■ **原文节选**
┄┄┄┄┄┄┄┄┄┄
YarnCoarseGrainedExecutorBackend源码分析
YarnCoarseGrainedExecutorBackend源码分析
我们在applicationMaster中,发现他从rm申请了容器列表,经过一番筛选,遍历需要的容器然后联系nm去启动容器,在容器中又发现了他又开启了一个java线程,启动了YarnCoarseGrainedExecutorBackend,所以我们又来看看YarnCoarseGrainedExecutorBackend在做什么操作。
--main
-- CoarseGrainedExecutorBackend.run(backendArgs, createFn)
// 创建执行的环境
-- val env = SparkEnv.createExecutorEnv(
driverConf, executorId, hostname, port, cores, cfg.ioEncryptionKey, isLocal = false)
// 创建一个通信终端ExecutorBackend
-- env.rpcEnv.setupEndpoint("Executor", new CoarseGrainedExecutorBackend(
env.rpcEnv, driverUrl, executorId, hostname, cores, userClassPath, env))
// 发送
-- ref.ask[Boolean](RegisterExecutor(executorId, self, hostname, cores, extractLogUrls))
// 收到回复
-- case Success(msg) =>
// Always receive `true`. Just ignore it
case Failure(e) =>
exitExecutor(1, s"Cannot register with driver: $driverUrl", e, notifyDriver = false)
//创建executor对象
-- executor = new Executor(executorId, hostname, env, userClassPath, isLocal = false)
// 执行driver发送过来的task
-- LaunchTask(data)
//解码
-- val taskDesc = TaskDescription.decode(data.value)
// 准备计算
-- executor.launchTask(this, taskDesc)
// 创建一个执行线程 把他添加到线程池中
-- val tr = new TaskRunner(context, taskDescription)
runningTasks.put(taskDescription.taskId, tr)
//执行 会找到task的run方法
threadPool.execute(tr)
// spark的两个阶段,ShuffleMapTask写盘,ResultTask读盘
-- ShuffleMapTask.runTask()
-- dep.shuffleWriterProcessor.write(rdd, dep, mapId, context, partition)
-- ResultTask.runTask()
-- SparkEnv.get.shuffleManager.getReader(dep.shuffleHandle, split.index, split.index + 1, context).read()
CoarseGrainedSchedulerBackend (Driver)接收且答复
receiveAndReply
-- addressToExecutorId(executorAddress) = executorId
-- totalCoreCount.addAndGet(cores)
-- totalRegisteredExecutors.addAndGet(1)
┄┄┄┄┄┄┄┄┄┄
■ **所给信息**
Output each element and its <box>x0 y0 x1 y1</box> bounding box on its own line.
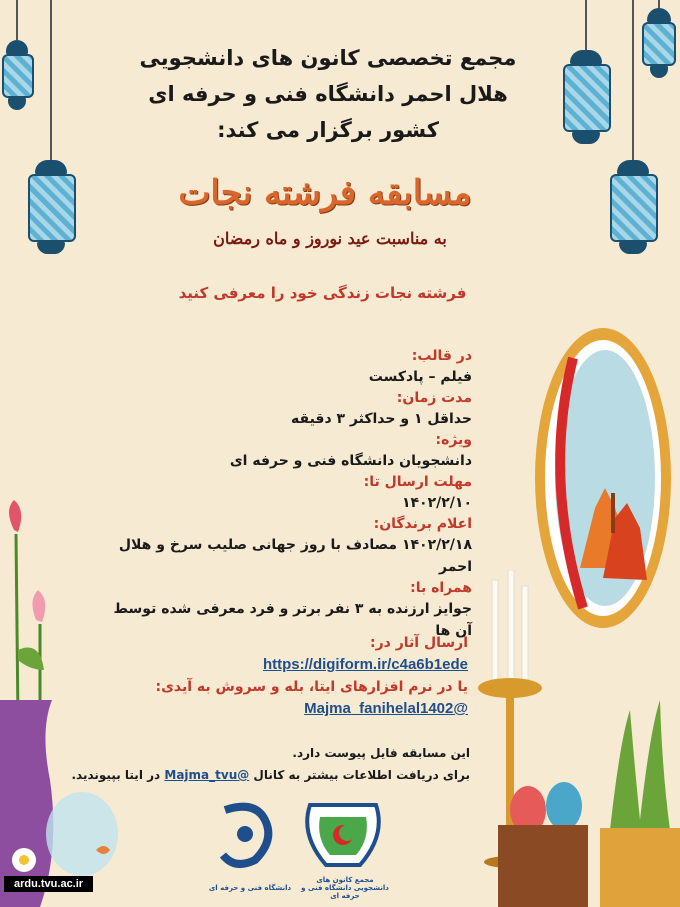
┄┄┄┄┄┄┄┄┄┄
■ **练习任务**
1. 在YarnCoarseGrainedExecutorBackend源码分析中,Spark的两个阶段里ShuffleMapTask和ResultTask分别负责什么?
2. 接着这篇YarnCoarseGrainedExecutorBackend源码分析的最后一行往下续写。

■ **逐题答案**
1. ShuffleMapTask负责写盘,ResultTask负责读盘。

2.
-- executorRef.send(RegisteredExecutor)
// Note: some tests expect the reply to come after we put the executor in the map
-- context.reply(true)
-- makeOffers()
-- launchTasks(scheduler.resourceOffers(workOffers))
// 任务的序列化
-- val serializedTask = ser.serialize(task)
// 把序列化的任务发送给executorbackend
-- executorData.executorEndpoint.send(LaunchTask(new SerializableBuffer(serializedTask)))
Q:task在executor中是怎么执行的?
stage match {
case stage: ShuffleMapStage =>
stage.pendingPartitions.clear()
partitionsToCompute.map { id =>
val locs = taskIdToLocations(id)
val part = partitions(id)
stage.pendingPartitions += id
new ShuffleMapTask(stage.id, stage.latestInfo.attemptNumber,
taskBinary, part, locs, properties, serializedTaskMetrics, Option(jobId),
Option(sc.applicationId), sc.applicationAttemptId, stage.rdd.isBarrier())
}
case stage: ResultStage =>
partitionsToCompute.map { id =>
val p: Int = stage.partitions(id)
val part = partitions(p)
val locs = taskIdToLocations(id)
new ResultTask(stage.id, stage.latestInfo.attemptNumber,
taskBinary, part, locs, id, properties, serializedTaskMetrics,
Option(jobId), Option(sc.applicationId), sc.applicationAttemptId,
stage.rdd.isBarrier())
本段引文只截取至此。